Stored data entries:

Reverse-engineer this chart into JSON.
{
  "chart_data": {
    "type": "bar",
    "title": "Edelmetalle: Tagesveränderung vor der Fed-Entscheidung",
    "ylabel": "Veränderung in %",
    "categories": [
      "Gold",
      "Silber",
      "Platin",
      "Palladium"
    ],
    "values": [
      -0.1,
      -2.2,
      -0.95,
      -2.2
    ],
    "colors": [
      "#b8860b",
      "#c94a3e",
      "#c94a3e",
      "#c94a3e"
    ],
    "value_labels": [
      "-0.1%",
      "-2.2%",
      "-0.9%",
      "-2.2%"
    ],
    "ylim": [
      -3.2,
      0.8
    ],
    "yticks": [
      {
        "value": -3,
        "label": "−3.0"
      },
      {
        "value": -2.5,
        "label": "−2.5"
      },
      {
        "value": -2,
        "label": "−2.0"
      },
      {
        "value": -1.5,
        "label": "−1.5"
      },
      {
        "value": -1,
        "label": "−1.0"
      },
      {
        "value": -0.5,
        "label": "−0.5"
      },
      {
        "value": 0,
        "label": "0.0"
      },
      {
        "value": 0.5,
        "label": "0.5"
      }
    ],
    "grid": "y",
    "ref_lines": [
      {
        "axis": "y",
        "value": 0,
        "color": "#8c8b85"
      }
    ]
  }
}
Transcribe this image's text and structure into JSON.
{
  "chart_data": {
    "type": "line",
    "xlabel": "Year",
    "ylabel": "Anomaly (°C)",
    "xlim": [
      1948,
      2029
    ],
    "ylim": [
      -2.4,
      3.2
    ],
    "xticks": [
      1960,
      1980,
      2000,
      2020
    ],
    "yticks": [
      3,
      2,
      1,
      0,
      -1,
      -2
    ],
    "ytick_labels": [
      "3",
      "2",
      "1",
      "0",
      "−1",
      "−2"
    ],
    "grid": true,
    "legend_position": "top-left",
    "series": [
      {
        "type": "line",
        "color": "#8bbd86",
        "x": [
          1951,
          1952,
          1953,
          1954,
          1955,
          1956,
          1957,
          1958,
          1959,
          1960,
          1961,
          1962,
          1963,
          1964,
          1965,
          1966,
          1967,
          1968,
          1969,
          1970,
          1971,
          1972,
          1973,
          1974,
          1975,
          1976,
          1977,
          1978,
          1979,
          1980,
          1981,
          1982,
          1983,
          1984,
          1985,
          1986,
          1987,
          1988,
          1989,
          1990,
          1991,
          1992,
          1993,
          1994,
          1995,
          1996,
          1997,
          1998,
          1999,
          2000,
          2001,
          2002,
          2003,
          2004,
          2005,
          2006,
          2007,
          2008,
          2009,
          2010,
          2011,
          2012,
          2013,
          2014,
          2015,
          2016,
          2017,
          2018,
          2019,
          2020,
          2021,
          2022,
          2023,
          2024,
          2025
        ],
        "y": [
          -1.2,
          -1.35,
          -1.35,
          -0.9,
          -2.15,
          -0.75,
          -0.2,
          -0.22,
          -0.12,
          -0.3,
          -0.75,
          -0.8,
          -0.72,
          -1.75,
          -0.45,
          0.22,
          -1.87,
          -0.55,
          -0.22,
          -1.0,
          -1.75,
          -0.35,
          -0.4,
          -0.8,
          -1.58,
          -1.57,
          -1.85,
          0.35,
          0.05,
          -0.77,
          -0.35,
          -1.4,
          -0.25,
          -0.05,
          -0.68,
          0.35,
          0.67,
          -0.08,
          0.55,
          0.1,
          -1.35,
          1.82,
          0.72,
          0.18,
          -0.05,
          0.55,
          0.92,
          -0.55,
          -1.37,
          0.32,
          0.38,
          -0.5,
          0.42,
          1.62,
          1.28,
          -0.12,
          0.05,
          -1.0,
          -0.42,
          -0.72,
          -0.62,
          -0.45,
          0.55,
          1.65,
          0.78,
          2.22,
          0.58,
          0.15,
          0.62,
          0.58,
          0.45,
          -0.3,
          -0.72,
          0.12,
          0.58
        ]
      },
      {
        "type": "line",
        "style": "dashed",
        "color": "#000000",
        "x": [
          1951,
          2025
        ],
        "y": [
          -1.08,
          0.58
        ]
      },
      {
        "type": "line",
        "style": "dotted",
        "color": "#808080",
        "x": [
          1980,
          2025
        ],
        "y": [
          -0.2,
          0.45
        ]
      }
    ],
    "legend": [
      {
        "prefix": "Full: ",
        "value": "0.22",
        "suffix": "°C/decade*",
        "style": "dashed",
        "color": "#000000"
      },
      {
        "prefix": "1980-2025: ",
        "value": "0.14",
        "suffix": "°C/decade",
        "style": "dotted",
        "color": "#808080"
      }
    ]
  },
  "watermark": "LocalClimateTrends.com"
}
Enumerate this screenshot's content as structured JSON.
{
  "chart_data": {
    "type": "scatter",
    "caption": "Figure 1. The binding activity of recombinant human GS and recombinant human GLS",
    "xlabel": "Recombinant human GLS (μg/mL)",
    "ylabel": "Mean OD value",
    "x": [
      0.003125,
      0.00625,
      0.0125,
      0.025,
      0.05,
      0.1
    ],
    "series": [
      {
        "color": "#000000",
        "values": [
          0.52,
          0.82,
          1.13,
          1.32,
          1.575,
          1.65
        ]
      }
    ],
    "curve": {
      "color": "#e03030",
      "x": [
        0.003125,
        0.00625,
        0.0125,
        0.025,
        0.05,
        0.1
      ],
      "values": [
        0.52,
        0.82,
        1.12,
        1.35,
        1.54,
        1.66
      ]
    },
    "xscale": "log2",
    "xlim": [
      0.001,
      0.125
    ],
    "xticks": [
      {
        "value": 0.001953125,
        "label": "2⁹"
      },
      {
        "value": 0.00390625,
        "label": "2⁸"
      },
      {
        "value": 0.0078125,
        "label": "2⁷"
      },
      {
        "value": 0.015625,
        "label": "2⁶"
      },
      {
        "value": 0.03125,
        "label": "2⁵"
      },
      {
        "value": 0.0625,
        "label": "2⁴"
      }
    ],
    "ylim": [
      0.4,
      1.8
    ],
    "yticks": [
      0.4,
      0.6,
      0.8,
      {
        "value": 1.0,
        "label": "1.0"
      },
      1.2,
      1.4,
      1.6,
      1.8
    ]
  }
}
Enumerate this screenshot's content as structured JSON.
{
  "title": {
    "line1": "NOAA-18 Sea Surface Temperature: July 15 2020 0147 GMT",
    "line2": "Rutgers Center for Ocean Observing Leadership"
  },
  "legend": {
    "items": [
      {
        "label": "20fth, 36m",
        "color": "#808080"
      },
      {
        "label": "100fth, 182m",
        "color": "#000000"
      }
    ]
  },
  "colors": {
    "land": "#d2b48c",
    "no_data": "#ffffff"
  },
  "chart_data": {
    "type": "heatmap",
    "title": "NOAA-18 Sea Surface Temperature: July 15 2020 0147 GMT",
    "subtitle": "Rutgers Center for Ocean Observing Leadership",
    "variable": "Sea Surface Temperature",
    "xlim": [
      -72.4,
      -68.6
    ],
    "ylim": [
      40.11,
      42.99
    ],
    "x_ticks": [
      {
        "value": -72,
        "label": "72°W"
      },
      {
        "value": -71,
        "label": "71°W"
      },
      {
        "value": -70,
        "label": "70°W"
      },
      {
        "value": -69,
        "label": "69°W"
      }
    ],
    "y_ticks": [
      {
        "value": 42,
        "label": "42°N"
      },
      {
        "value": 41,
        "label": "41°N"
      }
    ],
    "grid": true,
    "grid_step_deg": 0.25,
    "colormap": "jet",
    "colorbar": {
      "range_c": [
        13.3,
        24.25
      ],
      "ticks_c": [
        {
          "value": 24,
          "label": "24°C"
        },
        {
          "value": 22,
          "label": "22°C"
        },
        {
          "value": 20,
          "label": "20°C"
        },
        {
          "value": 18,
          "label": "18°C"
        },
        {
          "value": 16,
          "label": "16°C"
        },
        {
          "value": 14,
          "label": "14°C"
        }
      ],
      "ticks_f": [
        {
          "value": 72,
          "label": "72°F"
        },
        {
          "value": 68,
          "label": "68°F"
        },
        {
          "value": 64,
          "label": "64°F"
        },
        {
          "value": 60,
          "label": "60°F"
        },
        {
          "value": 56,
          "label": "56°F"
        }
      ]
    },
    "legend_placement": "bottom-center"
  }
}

▸ YOUR GOAL
Going through the entries above line by line, work out how many lines include the word "Leadership". Only the number is required.

▸ CORRECT RESPONSE
2